**** Material for the task
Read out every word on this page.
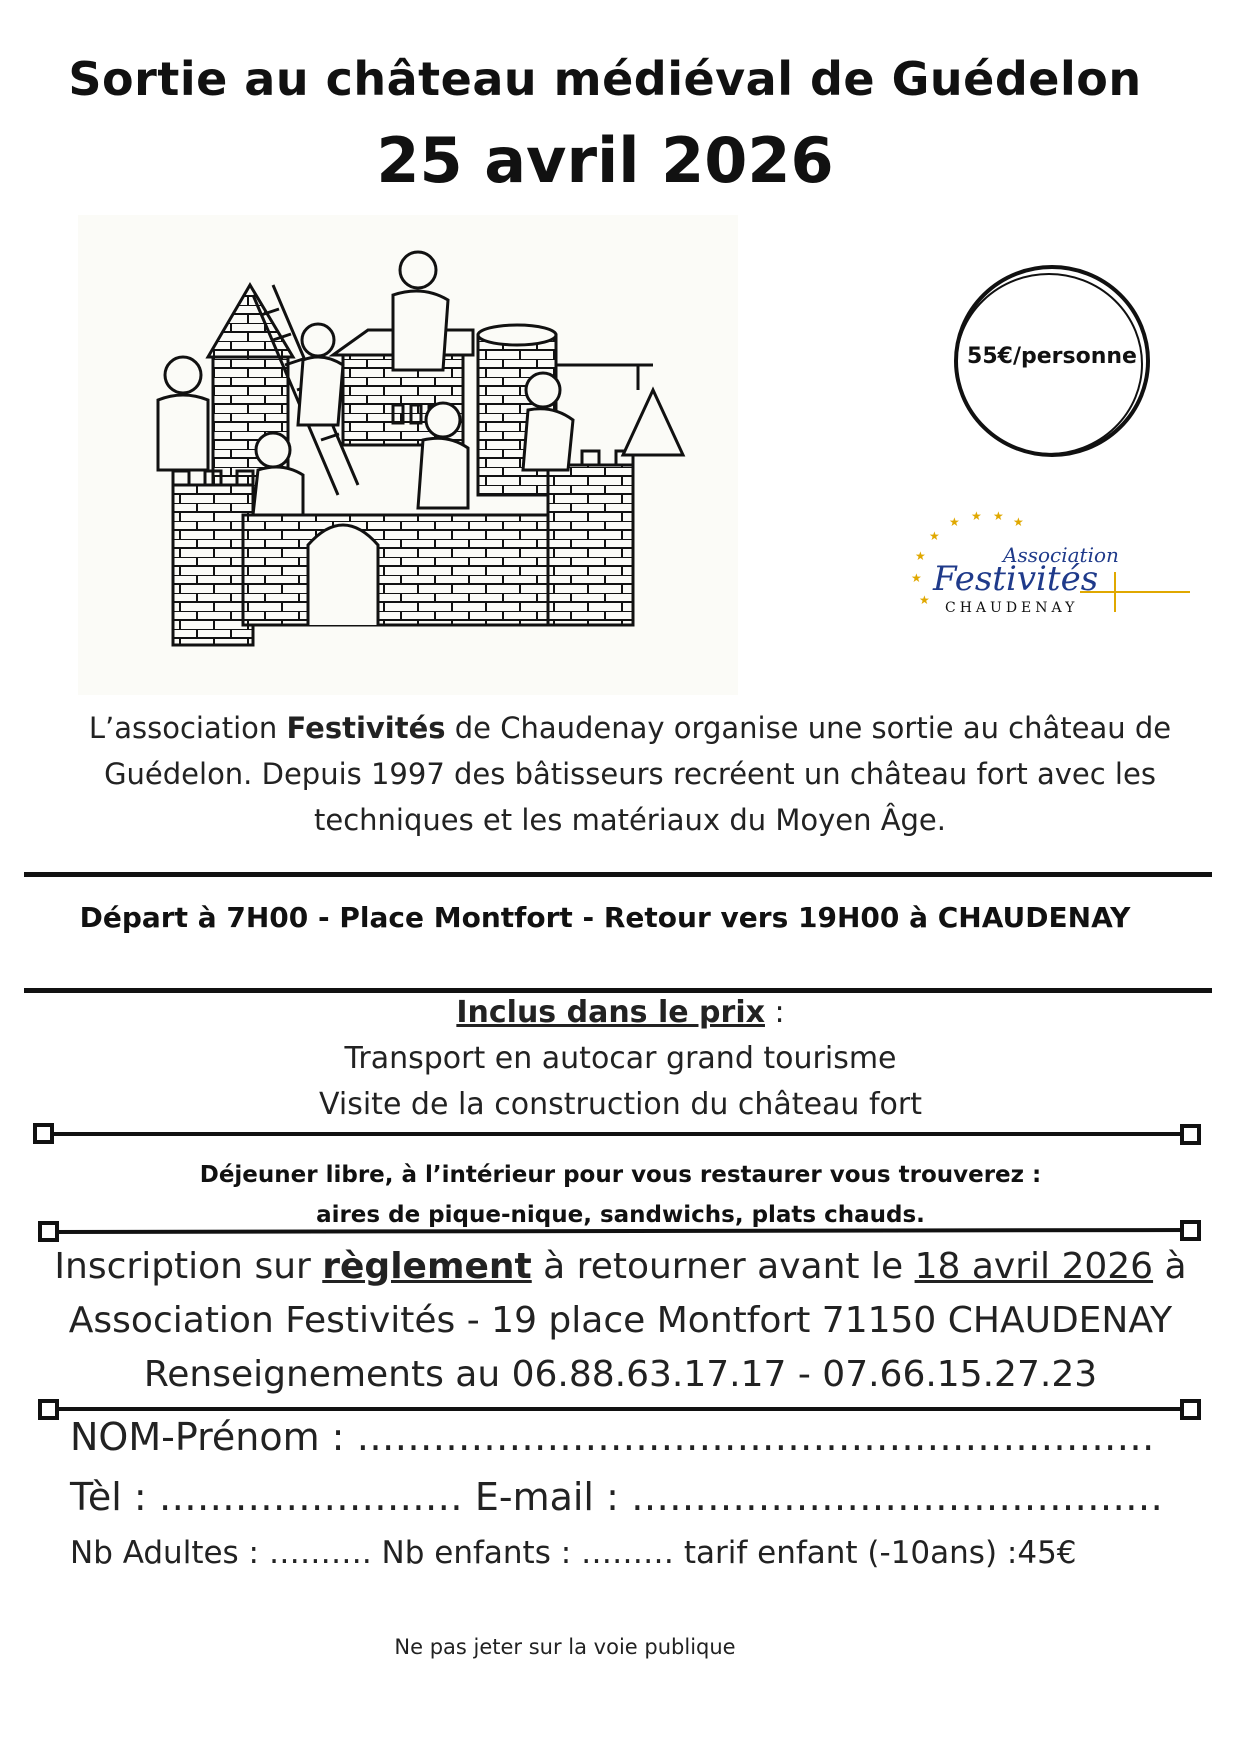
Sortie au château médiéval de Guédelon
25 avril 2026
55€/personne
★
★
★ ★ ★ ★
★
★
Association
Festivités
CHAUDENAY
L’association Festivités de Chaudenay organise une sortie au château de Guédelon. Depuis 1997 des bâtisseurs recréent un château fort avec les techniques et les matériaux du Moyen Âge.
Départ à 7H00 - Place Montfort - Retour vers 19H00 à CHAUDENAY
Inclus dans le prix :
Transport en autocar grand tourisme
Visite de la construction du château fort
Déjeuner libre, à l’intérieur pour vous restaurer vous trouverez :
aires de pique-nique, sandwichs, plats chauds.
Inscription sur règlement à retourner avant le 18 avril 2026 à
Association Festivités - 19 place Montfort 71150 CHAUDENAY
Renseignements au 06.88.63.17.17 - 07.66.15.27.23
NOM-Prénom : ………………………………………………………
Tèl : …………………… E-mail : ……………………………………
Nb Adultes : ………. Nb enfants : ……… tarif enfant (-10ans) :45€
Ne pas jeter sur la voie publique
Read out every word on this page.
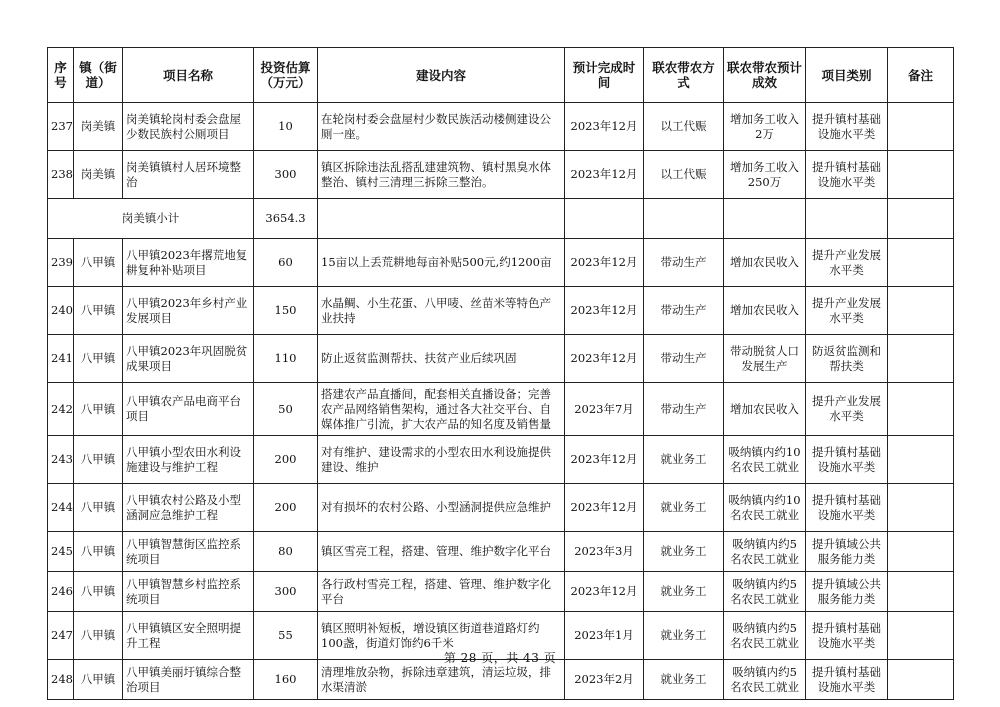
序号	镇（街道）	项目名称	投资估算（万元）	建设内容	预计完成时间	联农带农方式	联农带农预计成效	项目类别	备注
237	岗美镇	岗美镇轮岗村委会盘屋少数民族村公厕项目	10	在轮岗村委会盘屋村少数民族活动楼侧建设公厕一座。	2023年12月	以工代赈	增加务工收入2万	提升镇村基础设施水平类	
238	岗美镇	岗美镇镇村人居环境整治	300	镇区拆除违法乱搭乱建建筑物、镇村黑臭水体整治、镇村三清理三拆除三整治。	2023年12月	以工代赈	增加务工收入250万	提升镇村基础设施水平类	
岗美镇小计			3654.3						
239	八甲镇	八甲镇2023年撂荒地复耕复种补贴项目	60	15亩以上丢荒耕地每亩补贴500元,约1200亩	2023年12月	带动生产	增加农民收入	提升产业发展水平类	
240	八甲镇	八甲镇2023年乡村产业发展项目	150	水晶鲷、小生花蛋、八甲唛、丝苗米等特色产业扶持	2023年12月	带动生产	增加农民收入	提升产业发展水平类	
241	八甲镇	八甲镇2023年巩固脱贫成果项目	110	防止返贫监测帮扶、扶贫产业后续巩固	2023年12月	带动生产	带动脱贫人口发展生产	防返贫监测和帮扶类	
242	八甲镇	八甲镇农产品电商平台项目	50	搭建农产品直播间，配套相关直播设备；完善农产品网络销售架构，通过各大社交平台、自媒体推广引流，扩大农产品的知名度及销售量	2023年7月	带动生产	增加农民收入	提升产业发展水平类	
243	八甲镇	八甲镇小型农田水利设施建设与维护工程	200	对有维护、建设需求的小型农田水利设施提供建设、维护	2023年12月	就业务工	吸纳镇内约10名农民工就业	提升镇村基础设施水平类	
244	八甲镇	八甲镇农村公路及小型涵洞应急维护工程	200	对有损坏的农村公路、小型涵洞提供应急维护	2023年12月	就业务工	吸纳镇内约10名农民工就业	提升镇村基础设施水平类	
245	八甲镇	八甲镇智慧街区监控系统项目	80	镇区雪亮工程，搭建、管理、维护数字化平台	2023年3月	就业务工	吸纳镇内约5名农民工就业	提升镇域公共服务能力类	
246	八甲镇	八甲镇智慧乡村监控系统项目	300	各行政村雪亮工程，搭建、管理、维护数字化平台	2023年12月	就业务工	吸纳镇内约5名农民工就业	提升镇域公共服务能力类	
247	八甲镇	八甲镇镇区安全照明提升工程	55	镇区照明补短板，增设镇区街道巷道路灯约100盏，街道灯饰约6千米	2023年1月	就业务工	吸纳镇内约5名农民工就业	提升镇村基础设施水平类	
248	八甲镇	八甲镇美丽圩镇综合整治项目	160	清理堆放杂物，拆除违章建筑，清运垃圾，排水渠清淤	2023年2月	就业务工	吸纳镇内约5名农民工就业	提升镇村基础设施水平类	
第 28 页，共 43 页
********
**Work required:** Search the records for the word "avril". Copy every line that has it.

**Reply to the exercise:**
25 avril 2026
Inscription sur règlement à retourner avant le 18 avril 2026 à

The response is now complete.